#### [Task to complete]
All the data should be repeated exactly. Any image in it is left out.

(Dataset excerpt)

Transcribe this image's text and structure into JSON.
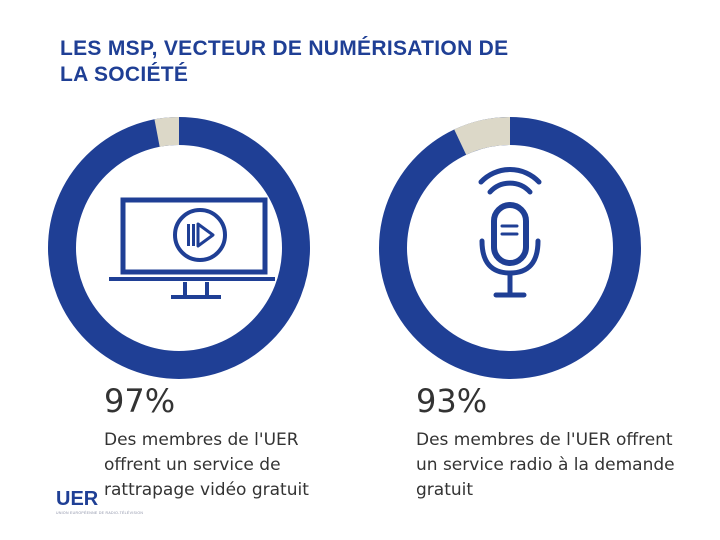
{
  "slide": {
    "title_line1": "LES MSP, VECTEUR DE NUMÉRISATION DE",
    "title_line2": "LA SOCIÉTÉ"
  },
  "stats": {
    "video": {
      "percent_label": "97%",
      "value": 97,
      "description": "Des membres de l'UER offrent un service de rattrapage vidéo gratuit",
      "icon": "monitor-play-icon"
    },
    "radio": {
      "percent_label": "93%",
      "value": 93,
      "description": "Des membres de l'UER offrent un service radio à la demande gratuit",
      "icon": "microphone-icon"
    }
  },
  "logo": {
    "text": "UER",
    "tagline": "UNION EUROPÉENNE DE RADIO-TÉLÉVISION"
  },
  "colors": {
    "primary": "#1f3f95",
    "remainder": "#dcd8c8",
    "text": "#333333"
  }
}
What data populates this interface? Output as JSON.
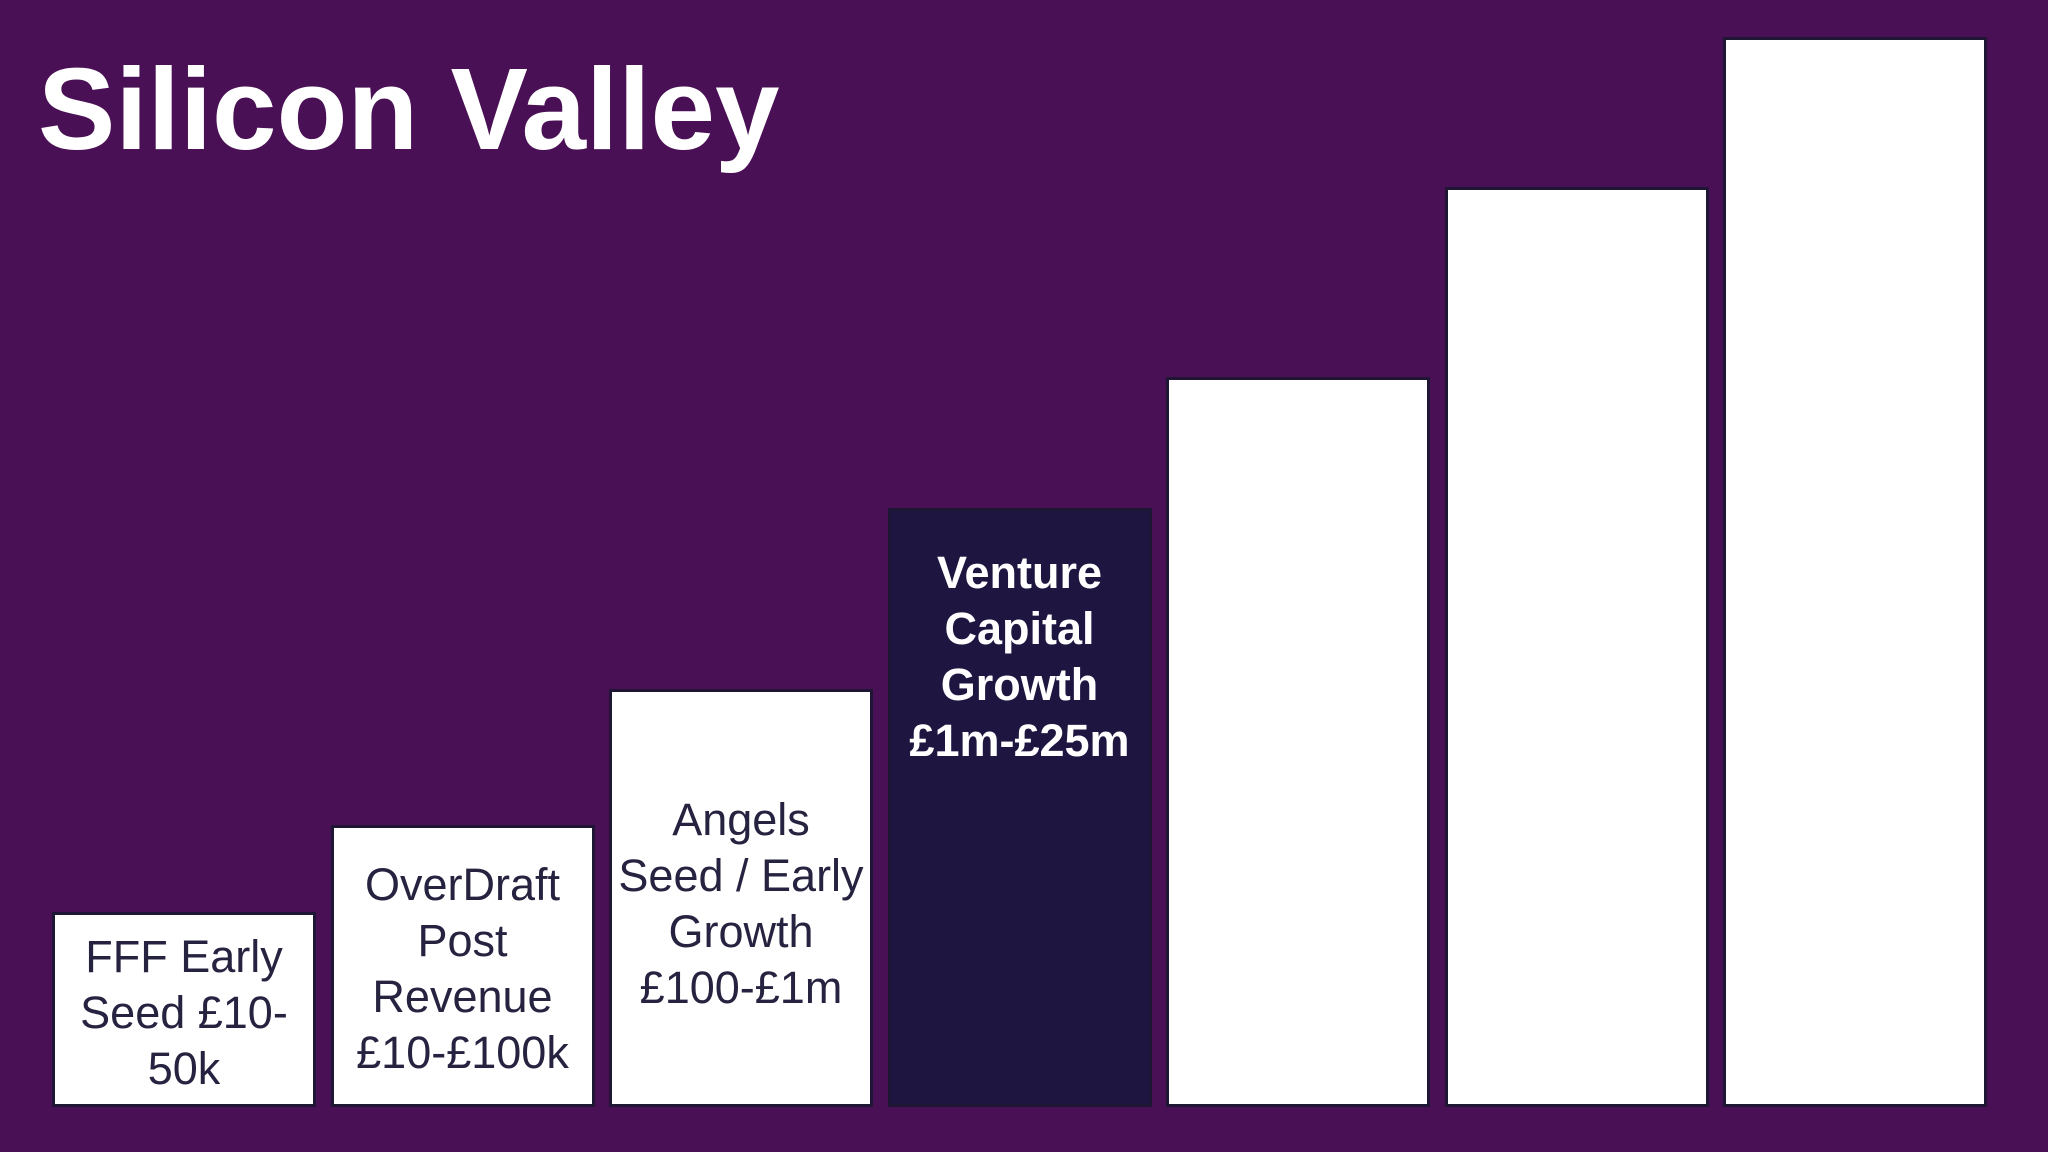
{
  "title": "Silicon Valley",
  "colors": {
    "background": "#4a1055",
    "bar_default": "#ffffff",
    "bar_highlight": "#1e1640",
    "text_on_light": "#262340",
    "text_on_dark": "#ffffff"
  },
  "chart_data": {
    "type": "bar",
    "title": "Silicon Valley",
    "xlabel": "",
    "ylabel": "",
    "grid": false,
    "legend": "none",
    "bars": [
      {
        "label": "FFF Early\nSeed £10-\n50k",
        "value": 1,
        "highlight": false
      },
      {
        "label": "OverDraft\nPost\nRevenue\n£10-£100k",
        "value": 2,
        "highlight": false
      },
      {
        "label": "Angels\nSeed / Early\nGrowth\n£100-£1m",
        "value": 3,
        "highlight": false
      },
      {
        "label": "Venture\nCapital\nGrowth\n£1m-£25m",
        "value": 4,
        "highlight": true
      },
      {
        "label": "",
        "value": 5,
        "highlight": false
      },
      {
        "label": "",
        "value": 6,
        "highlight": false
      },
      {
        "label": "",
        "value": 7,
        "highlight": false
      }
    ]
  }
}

#### [Problem solution]
Transcribe this image's text and structure into JSON.
{
  "slide": {
    "title_line1": "LES MSP, VECTEUR DE NUMÉRISATION DE",
    "title_line2": "LA SOCIÉTÉ"
  },
  "stats": {
    "video": {
      "percent_label": "97%",
      "value": 97,
      "description": "Des membres de l'UER offrent un service de rattrapage vidéo gratuit",
      "icon": "monitor-play-icon"
    },
    "radio": {
      "percent_label": "93%",
      "value": 93,
      "description": "Des membres de l'UER offrent un service radio à la demande gratuit",
      "icon": "microphone-icon"
    }
  },
  "logo": {
    "text": "UER",
    "tagline": "UNION EUROPÉENNE DE RADIO-TÉLÉVISION"
  },
  "colors": {
    "primary": "#1f3f95",
    "remainder": "#dcd8c8",
    "text": "#333333"
  }
}
What data populates this interface? Output as JSON.
{
  "title": "Silicon Valley",
  "colors": {
    "background": "#4a1055",
    "bar_default": "#ffffff",
    "bar_highlight": "#1e1640",
    "text_on_light": "#262340",
    "text_on_dark": "#ffffff"
  },
  "chart_data": {
    "type": "bar",
    "title": "Silicon Valley",
    "xlabel": "",
    "ylabel": "",
    "grid": false,
    "legend": "none",
    "bars": [
      {
        "label": "FFF Early\nSeed £10-\n50k",
        "value": 1,
        "highlight": false
      },
      {
        "label": "OverDraft\nPost\nRevenue\n£10-£100k",
        "value": 2,
        "highlight": false
      },
      {
        "label": "Angels\nSeed / Early\nGrowth\n£100-£1m",
        "value": 3,
        "highlight": false
      },
      {
        "label": "Venture\nCapital\nGrowth\n£1m-£25m",
        "value": 4,
        "highlight": true
      },
      {
        "label": "",
        "value": 5,
        "highlight": false
      },
      {
        "label": "",
        "value": 6,
        "highlight": false
      },
      {
        "label": "",
        "value": 7,
        "highlight": false
      }
    ]
  }
}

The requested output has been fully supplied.